* **Task to carry out**:
Repeat the material exactly, leaving nothing out.

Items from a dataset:
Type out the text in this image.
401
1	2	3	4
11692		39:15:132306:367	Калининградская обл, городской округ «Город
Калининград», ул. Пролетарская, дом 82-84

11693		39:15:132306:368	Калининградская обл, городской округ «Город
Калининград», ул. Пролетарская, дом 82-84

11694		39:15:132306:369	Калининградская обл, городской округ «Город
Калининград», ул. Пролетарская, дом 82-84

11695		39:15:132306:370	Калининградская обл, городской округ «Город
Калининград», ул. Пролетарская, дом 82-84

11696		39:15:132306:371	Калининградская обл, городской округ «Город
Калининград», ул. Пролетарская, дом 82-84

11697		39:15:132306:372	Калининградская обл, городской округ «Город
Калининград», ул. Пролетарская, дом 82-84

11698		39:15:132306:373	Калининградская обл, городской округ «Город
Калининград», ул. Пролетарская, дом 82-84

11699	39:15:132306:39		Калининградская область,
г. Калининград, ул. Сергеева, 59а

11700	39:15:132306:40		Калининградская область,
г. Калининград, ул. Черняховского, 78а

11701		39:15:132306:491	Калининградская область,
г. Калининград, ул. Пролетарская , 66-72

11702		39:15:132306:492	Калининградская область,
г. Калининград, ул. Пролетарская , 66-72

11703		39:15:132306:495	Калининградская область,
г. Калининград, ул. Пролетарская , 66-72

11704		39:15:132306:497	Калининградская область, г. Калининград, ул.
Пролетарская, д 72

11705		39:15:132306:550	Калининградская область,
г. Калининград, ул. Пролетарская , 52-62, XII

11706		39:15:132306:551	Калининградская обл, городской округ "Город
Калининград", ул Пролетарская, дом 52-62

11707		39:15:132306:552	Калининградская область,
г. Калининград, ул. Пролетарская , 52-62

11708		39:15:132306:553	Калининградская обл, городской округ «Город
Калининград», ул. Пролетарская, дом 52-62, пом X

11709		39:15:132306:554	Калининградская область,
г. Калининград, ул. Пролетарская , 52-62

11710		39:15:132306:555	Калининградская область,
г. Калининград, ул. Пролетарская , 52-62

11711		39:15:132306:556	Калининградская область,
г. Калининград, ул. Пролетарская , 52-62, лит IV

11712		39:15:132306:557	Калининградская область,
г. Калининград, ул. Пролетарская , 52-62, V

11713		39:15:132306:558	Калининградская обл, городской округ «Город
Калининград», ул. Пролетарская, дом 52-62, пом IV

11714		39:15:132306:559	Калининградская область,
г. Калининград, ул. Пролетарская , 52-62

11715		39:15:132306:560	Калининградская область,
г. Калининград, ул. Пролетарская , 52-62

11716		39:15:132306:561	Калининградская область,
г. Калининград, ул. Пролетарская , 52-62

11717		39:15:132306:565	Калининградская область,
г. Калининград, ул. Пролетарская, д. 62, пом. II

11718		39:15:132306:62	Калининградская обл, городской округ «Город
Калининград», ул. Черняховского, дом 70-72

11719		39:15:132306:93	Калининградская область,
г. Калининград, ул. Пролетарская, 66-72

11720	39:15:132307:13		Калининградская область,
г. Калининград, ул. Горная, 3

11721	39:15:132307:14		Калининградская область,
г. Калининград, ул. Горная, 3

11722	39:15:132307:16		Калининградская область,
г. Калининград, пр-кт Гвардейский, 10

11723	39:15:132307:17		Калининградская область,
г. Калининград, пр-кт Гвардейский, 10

* **Response to the exercise**:
Type out the text in this image.
401
1	2	3	4
11692		39:15:132306:367	Калининградская обл, городской округ «Город
Калининград», ул. Пролетарская, дом 82-84

11693		39:15:132306:368	Калининградская обл, городской округ «Город
Калининград», ул. Пролетарская, дом 82-84

11694		39:15:132306:369	Калининградская обл, городской округ «Город
Калининград», ул. Пролетарская, дом 82-84

11695		39:15:132306:370	Калининградская обл, городской округ «Город
Калининград», ул. Пролетарская, дом 82-84

11696		39:15:132306:371	Калининградская обл, городской округ «Город
Калининград», ул. Пролетарская, дом 82-84

11697		39:15:132306:372	Калининградская обл, городской округ «Город
Калининград», ул. Пролетарская, дом 82-84

11698		39:15:132306:373	Калининградская обл, городской округ «Город
Калининград», ул. Пролетарская, дом 82-84

11699	39:15:132306:39		Калининградская область,
г. Калининград, ул. Сергеева, 59а

11700	39:15:132306:40		Калининградская область,
г. Калининград, ул. Черняховского, 78а

11701		39:15:132306:491	Калининградская область,
г. Калининград, ул. Пролетарская , 66-72

11702		39:15:132306:492	Калининградская область,
г. Калининград, ул. Пролетарская , 66-72

11703		39:15:132306:495	Калининградская область,
г. Калининград, ул. Пролетарская , 66-72

11704		39:15:132306:497	Калининградская область, г. Калининград, ул.
Пролетарская, д 72

11705		39:15:132306:550	Калининградская область,
г. Калининград, ул. Пролетарская , 52-62, XII

11706		39:15:132306:551	Калининградская обл, городской округ "Город
Калининград", ул Пролетарская, дом 52-62

11707		39:15:132306:552	Калининградская область,
г. Калининград, ул. Пролетарская , 52-62

11708		39:15:132306:553	Калининградская обл, городской округ «Город
Калининград», ул. Пролетарская, дом 52-62, пом X

11709		39:15:132306:554	Калининградская область,
г. Калининград, ул. Пролетарская , 52-62

11710		39:15:132306:555	Калининградская область,
г. Калининград, ул. Пролетарская , 52-62

11711		39:15:132306:556	Калининградская область,
г. Калининград, ул. Пролетарская , 52-62, лит IV

11712		39:15:132306:557	Калининградская область,
г. Калининград, ул. Пролетарская , 52-62, V

11713		39:15:132306:558	Калининградская обл, городской округ «Город
Калининград», ул. Пролетарская, дом 52-62, пом IV

11714		39:15:132306:559	Калининградская область,
г. Калининград, ул. Пролетарская , 52-62

11715		39:15:132306:560	Калининградская область,
г. Калининград, ул. Пролетарская , 52-62

11716		39:15:132306:561	Калининградская область,
г. Калининград, ул. Пролетарская , 52-62

11717		39:15:132306:565	Калининградская область,
г. Калининград, ул. Пролетарская, д. 62, пом. II

11718		39:15:132306:62	Калининградская обл, городской округ «Город
Калининград», ул. Черняховского, дом 70-72

11719		39:15:132306:93	Калининградская область,
г. Калининград, ул. Пролетарская, 66-72

11720	39:15:132307:13		Калининградская область,
г. Калининград, ул. Горная, 3

11721	39:15:132307:14		Калининградская область,
г. Калининград, ул. Горная, 3

11722	39:15:132307:16		Калининградская область,
г. Калининград, пр-кт Гвардейский, 10

11723	39:15:132307:17		Калининградская область,
г. Калининград, пр-кт Гвардейский, 10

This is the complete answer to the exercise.